(Dataset entries)
####

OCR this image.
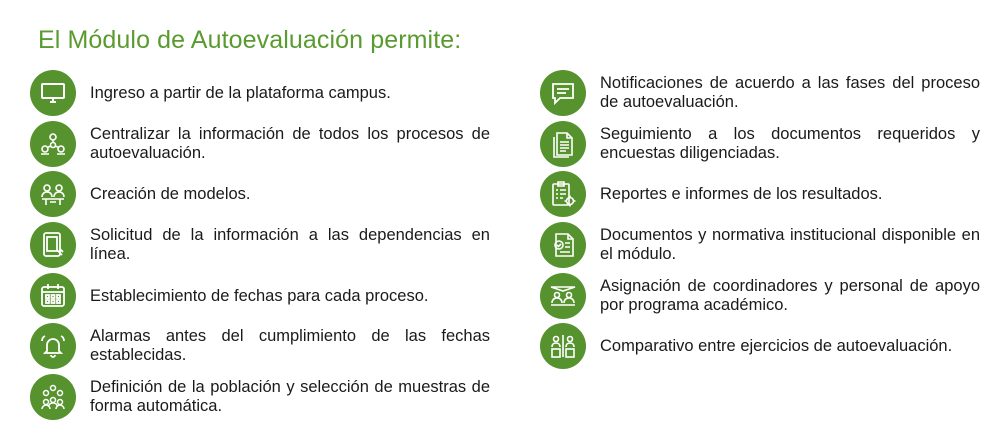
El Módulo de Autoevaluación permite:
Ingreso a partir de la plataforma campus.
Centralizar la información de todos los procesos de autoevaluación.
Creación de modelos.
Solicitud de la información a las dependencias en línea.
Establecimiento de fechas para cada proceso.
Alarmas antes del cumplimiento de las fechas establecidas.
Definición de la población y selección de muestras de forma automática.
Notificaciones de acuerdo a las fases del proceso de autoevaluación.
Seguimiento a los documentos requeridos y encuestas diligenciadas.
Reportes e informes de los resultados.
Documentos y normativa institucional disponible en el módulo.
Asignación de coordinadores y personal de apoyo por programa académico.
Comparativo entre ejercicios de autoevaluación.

####

Quote the data above in full and without alteration; skip the pictures.

OCR this image.
El Módulo de Autoevaluación permite:
Ingreso a partir de la plataforma campus.
Centralizar la información de todos los procesos de autoevaluación.
Creación de modelos.
Solicitud de la información a las dependencias en línea.
Establecimiento de fechas para cada proceso.
Alarmas antes del cumplimiento de las fechas establecidas.
Definición de la población y selección de muestras de forma automática.
Notificaciones de acuerdo a las fases del proceso de autoevaluación.
Seguimiento a los documentos requeridos y encuestas diligenciadas.
Reportes e informes de los resultados.
Documentos y normativa institucional disponible en el módulo.
Asignación de coordinadores y personal de apoyo por programa académico.
Comparativo entre ejercicios de autoevaluación.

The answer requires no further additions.